> **DIRECTION**
Give back the entire listing verbatim.

> **DATA PROVIDED**
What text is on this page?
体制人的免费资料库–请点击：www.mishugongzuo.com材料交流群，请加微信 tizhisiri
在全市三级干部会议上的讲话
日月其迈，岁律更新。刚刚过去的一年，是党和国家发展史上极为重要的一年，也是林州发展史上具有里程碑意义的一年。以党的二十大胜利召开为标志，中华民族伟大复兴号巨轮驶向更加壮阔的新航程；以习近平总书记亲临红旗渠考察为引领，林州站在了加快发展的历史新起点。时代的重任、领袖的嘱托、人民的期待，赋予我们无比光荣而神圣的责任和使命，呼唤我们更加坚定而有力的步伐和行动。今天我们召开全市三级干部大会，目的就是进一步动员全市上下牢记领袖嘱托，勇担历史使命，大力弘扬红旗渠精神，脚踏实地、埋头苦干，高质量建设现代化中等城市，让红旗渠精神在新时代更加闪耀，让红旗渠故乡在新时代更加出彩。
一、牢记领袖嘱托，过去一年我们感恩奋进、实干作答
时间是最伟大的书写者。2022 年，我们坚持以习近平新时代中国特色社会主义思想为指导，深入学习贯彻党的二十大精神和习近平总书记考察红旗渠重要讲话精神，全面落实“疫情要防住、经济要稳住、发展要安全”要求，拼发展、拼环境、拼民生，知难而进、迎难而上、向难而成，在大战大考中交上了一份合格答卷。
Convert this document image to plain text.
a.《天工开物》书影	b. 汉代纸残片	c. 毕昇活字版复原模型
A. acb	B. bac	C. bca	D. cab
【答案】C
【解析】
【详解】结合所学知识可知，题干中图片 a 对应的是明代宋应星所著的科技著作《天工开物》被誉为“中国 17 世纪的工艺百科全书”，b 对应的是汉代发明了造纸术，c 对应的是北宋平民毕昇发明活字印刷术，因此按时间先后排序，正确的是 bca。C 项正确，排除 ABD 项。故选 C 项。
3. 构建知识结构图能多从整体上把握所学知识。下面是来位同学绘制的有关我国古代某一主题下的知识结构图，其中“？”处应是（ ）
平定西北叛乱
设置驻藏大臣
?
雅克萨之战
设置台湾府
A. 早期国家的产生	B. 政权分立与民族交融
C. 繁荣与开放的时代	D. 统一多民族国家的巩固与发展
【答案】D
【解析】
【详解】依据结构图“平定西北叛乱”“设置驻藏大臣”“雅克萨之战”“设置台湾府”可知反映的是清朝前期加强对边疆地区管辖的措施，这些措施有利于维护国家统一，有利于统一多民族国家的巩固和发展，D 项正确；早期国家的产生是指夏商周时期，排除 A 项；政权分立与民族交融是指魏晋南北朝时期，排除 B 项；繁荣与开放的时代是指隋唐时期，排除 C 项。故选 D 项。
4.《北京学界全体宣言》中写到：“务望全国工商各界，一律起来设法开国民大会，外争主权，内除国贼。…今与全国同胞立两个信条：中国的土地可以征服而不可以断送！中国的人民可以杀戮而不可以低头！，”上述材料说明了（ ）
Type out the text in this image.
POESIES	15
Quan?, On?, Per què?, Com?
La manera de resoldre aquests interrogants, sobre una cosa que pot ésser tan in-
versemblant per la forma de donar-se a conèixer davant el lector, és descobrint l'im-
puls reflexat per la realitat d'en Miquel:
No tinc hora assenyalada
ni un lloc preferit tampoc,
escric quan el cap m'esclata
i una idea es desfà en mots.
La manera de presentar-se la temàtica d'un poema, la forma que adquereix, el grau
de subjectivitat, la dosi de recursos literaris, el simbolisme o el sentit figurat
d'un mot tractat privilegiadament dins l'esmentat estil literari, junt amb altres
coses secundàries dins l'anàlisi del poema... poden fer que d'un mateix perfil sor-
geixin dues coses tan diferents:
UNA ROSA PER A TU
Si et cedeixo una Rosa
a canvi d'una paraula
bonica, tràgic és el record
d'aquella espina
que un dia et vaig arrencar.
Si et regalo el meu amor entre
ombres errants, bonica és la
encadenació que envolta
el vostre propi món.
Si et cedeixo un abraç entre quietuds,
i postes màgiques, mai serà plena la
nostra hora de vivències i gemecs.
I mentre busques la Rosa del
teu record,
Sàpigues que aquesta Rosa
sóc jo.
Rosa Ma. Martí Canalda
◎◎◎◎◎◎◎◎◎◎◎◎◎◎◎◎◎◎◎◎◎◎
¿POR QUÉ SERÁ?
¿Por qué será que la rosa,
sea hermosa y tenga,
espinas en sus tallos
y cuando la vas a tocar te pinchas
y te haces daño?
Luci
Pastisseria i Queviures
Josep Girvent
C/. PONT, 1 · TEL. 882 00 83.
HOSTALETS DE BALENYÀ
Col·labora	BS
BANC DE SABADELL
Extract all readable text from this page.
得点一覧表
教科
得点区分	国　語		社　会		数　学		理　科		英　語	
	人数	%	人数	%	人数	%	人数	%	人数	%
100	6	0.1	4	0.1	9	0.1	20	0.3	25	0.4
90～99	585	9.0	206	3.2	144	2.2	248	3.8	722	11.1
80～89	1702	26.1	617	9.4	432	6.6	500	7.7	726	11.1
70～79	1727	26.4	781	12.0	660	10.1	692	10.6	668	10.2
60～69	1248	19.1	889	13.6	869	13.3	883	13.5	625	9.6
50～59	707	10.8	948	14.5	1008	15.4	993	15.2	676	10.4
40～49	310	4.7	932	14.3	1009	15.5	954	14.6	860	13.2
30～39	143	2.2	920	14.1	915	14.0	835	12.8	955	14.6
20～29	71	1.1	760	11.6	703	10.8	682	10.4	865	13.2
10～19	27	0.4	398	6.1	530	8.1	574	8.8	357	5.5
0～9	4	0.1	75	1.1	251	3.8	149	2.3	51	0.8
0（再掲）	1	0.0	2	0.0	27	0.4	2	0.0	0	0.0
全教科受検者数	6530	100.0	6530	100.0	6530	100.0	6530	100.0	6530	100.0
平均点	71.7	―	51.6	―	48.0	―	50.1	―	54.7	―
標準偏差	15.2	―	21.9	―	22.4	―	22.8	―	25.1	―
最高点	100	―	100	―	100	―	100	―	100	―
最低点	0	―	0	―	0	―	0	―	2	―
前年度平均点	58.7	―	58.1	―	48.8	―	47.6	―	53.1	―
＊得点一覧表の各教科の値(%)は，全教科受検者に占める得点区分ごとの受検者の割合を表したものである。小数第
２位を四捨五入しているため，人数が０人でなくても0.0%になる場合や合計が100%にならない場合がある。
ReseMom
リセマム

> **TASK RESULT**
What text is on this page?
体制人的免费资料库–请点击：www.mishugongzuo.com材料交流群，请加微信 tizhisiri
在全市三级干部会议上的讲话
日月其迈，岁律更新。刚刚过去的一年，是党和国家发展史上极为重要的一年，也是林州发展史上具有里程碑意义的一年。以党的二十大胜利召开为标志，中华民族伟大复兴号巨轮驶向更加壮阔的新航程；以习近平总书记亲临红旗渠考察为引领，林州站在了加快发展的历史新起点。时代的重任、领袖的嘱托、人民的期待，赋予我们无比光荣而神圣的责任和使命，呼唤我们更加坚定而有力的步伐和行动。今天我们召开全市三级干部大会，目的就是进一步动员全市上下牢记领袖嘱托，勇担历史使命，大力弘扬红旗渠精神，脚踏实地、埋头苦干，高质量建设现代化中等城市，让红旗渠精神在新时代更加闪耀，让红旗渠故乡在新时代更加出彩。
一、牢记领袖嘱托，过去一年我们感恩奋进、实干作答
时间是最伟大的书写者。2022 年，我们坚持以习近平新时代中国特色社会主义思想为指导，深入学习贯彻党的二十大精神和习近平总书记考察红旗渠重要讲话精神，全面落实“疫情要防住、经济要稳住、发展要安全”要求，拼发展、拼环境、拼民生，知难而进、迎难而上、向难而成，在大战大考中交上了一份合格答卷。
Convert this document image to plain text.
a.《天工开物》书影	b. 汉代纸残片	c. 毕昇活字版复原模型
A. acb	B. bac	C. bca	D. cab
【答案】C
【解析】
【详解】结合所学知识可知，题干中图片 a 对应的是明代宋应星所著的科技著作《天工开物》被誉为“中国 17 世纪的工艺百科全书”，b 对应的是汉代发明了造纸术，c 对应的是北宋平民毕昇发明活字印刷术，因此按时间先后排序，正确的是 bca。C 项正确，排除 ABD 项。故选 C 项。
3. 构建知识结构图能多从整体上把握所学知识。下面是来位同学绘制的有关我国古代某一主题下的知识结构图，其中“？”处应是（ ）
平定西北叛乱
设置驻藏大臣
?
雅克萨之战
设置台湾府
A. 早期国家的产生	B. 政权分立与民族交融
C. 繁荣与开放的时代	D. 统一多民族国家的巩固与发展
【答案】D
【解析】
【详解】依据结构图“平定西北叛乱”“设置驻藏大臣”“雅克萨之战”“设置台湾府”可知反映的是清朝前期加强对边疆地区管辖的措施，这些措施有利于维护国家统一，有利于统一多民族国家的巩固和发展，D 项正确；早期国家的产生是指夏商周时期，排除 A 项；政权分立与民族交融是指魏晋南北朝时期，排除 B 项；繁荣与开放的时代是指隋唐时期，排除 C 项。故选 D 项。
4.《北京学界全体宣言》中写到：“务望全国工商各界，一律起来设法开国民大会，外争主权，内除国贼。…今与全国同胞立两个信条：中国的土地可以征服而不可以断送！中国的人民可以杀戮而不可以低头！，”上述材料说明了（ ）
Type out the text in this image.
POESIES	15
Quan?, On?, Per què?, Com?
La manera de resoldre aquests interrogants, sobre una cosa que pot ésser tan in-
versemblant per la forma de donar-se a conèixer davant el lector, és descobrint l'im-
puls reflexat per la realitat d'en Miquel:
No tinc hora assenyalada
ni un lloc preferit tampoc,
escric quan el cap m'esclata
i una idea es desfà en mots.
La manera de presentar-se la temàtica d'un poema, la forma que adquereix, el grau
de subjectivitat, la dosi de recursos literaris, el simbolisme o el sentit figurat
d'un mot tractat privilegiadament dins l'esmentat estil literari, junt amb altres
coses secundàries dins l'anàlisi del poema... poden fer que d'un mateix perfil sor-
geixin dues coses tan diferents:
UNA ROSA PER A TU
Si et cedeixo una Rosa
a canvi d'una paraula
bonica, tràgic és el record
d'aquella espina
que un dia et vaig arrencar.
Si et regalo el meu amor entre
ombres errants, bonica és la
encadenació que envolta
el vostre propi món.
Si et cedeixo un abraç entre quietuds,
i postes màgiques, mai serà plena la
nostra hora de vivències i gemecs.
I mentre busques la Rosa del
teu record,
Sàpigues que aquesta Rosa
sóc jo.
Rosa Ma. Martí Canalda
◎◎◎◎◎◎◎◎◎◎◎◎◎◎◎◎◎◎◎◎◎◎
¿POR QUÉ SERÁ?
¿Por qué será que la rosa,
sea hermosa y tenga,
espinas en sus tallos
y cuando la vas a tocar te pinchas
y te haces daño?
Luci
Pastisseria i Queviures
Josep Girvent
C/. PONT, 1 · TEL. 882 00 83.
HOSTALETS DE BALENYÀ
Col·labora	BS
BANC DE SABADELL
Extract all readable text from this page.
得点一覧表
教科
得点区分	国　語		社　会		数　学		理　科		英　語	
	人数	%	人数	%	人数	%	人数	%	人数	%
100	6	0.1	4	0.1	9	0.1	20	0.3	25	0.4
90～99	585	9.0	206	3.2	144	2.2	248	3.8	722	11.1
80～89	1702	26.1	617	9.4	432	6.6	500	7.7	726	11.1
70～79	1727	26.4	781	12.0	660	10.1	692	10.6	668	10.2
60～69	1248	19.1	889	13.6	869	13.3	883	13.5	625	9.6
50～59	707	10.8	948	14.5	1008	15.4	993	15.2	676	10.4
40～49	310	4.7	932	14.3	1009	15.5	954	14.6	860	13.2
30～39	143	2.2	920	14.1	915	14.0	835	12.8	955	14.6
20～29	71	1.1	760	11.6	703	10.8	682	10.4	865	13.2
10～19	27	0.4	398	6.1	530	8.1	574	8.8	357	5.5
0～9	4	0.1	75	1.1	251	3.8	149	2.3	51	0.8
0（再掲）	1	0.0	2	0.0	27	0.4	2	0.0	0	0.0
全教科受検者数	6530	100.0	6530	100.0	6530	100.0	6530	100.0	6530	100.0
平均点	71.7	―	51.6	―	48.0	―	50.1	―	54.7	―
標準偏差	15.2	―	21.9	―	22.4	―	22.8	―	25.1	―
最高点	100	―	100	―	100	―	100	―	100	―
最低点	0	―	0	―	0	―	0	―	2	―
前年度平均点	58.7	―	58.1	―	48.8	―	47.6	―	53.1	―
＊得点一覧表の各教科の値(%)は，全教科受検者に占める得点区分ごとの受検者の割合を表したものである。小数第
２位を四捨五入しているため，人数が０人でなくても0.0%になる場合や合計が100%にならない場合がある。
ReseMom
リセマム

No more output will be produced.